▶ **INFORMATION GIVEN**:

-*-

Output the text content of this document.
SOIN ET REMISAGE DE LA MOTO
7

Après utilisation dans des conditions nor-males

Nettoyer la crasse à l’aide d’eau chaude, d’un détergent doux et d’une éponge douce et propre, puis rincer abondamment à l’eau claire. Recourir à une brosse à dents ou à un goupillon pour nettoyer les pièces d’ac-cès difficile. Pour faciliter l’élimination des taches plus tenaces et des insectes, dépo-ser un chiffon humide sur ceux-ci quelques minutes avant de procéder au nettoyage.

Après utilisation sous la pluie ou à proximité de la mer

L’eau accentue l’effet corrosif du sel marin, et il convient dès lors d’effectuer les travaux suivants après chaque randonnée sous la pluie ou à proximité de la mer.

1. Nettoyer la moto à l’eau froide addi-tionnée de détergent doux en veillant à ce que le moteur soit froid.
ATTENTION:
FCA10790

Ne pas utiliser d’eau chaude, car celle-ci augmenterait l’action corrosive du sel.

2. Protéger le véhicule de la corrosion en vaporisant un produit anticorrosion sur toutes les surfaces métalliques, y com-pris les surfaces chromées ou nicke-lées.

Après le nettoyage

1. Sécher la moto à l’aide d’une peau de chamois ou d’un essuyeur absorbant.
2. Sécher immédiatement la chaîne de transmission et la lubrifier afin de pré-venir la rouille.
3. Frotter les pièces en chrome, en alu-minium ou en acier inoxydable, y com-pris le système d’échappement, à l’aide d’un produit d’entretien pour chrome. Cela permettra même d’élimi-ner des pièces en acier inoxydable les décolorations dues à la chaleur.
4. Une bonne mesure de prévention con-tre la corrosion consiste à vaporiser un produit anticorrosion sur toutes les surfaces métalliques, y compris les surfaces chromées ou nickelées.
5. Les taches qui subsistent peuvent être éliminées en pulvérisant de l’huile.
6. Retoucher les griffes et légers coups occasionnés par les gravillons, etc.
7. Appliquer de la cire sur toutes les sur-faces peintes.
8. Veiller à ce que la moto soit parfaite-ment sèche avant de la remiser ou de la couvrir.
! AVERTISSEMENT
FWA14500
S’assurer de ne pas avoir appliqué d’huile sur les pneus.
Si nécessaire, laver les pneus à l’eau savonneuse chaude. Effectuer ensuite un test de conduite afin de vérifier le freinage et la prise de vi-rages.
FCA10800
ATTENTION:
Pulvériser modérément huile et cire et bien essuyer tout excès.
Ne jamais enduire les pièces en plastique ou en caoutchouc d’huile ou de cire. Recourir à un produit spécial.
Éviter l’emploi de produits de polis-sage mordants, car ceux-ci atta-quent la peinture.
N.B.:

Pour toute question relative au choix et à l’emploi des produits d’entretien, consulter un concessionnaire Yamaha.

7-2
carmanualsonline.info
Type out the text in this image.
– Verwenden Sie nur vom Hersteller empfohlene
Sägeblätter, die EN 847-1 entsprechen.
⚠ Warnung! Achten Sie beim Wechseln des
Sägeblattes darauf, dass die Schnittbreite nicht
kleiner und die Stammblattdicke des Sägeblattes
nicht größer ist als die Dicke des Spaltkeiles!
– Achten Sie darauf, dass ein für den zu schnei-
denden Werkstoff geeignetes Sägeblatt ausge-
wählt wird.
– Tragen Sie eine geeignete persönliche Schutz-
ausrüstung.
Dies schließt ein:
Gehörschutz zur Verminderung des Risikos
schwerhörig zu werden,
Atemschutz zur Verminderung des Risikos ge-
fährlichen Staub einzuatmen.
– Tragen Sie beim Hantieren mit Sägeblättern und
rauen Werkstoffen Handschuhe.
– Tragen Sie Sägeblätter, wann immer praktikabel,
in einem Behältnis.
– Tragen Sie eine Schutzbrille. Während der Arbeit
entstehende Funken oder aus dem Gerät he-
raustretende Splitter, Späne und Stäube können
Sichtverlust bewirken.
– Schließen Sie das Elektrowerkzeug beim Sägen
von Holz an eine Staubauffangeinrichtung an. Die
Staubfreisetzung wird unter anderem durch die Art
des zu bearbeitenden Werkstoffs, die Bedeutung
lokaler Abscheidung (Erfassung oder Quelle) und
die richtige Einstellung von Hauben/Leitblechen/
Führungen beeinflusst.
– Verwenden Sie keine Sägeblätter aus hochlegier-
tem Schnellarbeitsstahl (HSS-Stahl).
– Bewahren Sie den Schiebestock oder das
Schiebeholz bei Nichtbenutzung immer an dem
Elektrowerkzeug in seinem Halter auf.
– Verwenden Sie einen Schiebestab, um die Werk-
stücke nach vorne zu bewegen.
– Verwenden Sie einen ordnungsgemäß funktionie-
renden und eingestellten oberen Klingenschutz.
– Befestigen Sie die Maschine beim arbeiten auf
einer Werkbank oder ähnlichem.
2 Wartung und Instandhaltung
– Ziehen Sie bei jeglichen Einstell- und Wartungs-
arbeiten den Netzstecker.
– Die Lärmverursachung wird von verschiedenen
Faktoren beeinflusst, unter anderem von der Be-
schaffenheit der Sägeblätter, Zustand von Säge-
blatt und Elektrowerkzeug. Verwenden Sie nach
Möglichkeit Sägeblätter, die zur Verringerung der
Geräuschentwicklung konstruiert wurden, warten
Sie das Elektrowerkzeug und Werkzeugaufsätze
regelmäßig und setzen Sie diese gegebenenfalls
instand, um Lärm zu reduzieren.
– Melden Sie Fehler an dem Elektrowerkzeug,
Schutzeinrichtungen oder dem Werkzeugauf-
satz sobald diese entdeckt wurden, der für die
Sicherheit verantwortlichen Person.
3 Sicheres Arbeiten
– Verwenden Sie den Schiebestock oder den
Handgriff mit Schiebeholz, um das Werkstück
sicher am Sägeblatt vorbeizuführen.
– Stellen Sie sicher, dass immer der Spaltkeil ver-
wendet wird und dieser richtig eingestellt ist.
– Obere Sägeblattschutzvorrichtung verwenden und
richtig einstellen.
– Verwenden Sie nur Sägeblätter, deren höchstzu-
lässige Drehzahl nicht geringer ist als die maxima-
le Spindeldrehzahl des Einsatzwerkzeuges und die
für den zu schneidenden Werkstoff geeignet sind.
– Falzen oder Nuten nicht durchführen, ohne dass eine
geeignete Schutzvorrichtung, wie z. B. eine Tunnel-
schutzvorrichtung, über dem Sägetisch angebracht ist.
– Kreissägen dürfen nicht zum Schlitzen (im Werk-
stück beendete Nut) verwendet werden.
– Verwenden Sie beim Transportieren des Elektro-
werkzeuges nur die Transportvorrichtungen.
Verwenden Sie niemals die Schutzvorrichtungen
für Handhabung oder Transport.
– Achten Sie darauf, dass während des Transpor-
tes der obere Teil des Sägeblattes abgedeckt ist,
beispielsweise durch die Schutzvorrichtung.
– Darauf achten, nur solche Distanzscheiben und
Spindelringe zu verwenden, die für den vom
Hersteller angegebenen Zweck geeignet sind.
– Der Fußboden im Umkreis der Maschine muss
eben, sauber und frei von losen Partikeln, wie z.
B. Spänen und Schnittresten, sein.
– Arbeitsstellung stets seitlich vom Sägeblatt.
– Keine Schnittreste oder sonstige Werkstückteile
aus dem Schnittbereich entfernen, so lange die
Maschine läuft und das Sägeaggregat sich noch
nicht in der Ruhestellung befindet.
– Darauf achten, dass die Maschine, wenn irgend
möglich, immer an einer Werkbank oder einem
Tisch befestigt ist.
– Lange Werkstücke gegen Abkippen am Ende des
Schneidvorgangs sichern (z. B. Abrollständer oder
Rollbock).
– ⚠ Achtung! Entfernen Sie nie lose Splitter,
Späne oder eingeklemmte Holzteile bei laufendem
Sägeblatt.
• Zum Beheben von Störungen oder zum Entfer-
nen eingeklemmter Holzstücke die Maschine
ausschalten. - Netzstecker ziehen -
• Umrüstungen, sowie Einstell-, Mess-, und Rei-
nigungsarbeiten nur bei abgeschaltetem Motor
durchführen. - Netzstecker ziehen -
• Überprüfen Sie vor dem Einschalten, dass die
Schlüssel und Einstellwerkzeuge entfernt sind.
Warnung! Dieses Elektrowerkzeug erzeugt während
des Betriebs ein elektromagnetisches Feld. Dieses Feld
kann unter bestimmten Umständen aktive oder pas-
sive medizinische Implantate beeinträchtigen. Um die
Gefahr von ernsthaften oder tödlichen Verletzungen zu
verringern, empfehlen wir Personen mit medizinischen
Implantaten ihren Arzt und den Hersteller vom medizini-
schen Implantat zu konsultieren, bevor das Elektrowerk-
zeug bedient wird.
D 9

-*-

▶ **GOAL**: In the entries above, identify every line with the word "taches". Copy those lines.

▶ **PROBLEM SOLUTION**:
Nettoyer la crasse à l’aide d’eau chaude, d’un détergent doux et d’une éponge douce et propre, puis rincer abondamment à l’eau claire. Recourir à une brosse à dents ou à un goupillon pour nettoyer les pièces d’ac-cès difficile. Pour faciliter l’élimination des taches plus tenaces et des insectes, dépo-ser un chiffon humide sur ceux-ci quelques minutes avant de procéder au nettoyage.
5. Les taches qui subsistent peuvent être éliminées en pulvérisant de l’huile.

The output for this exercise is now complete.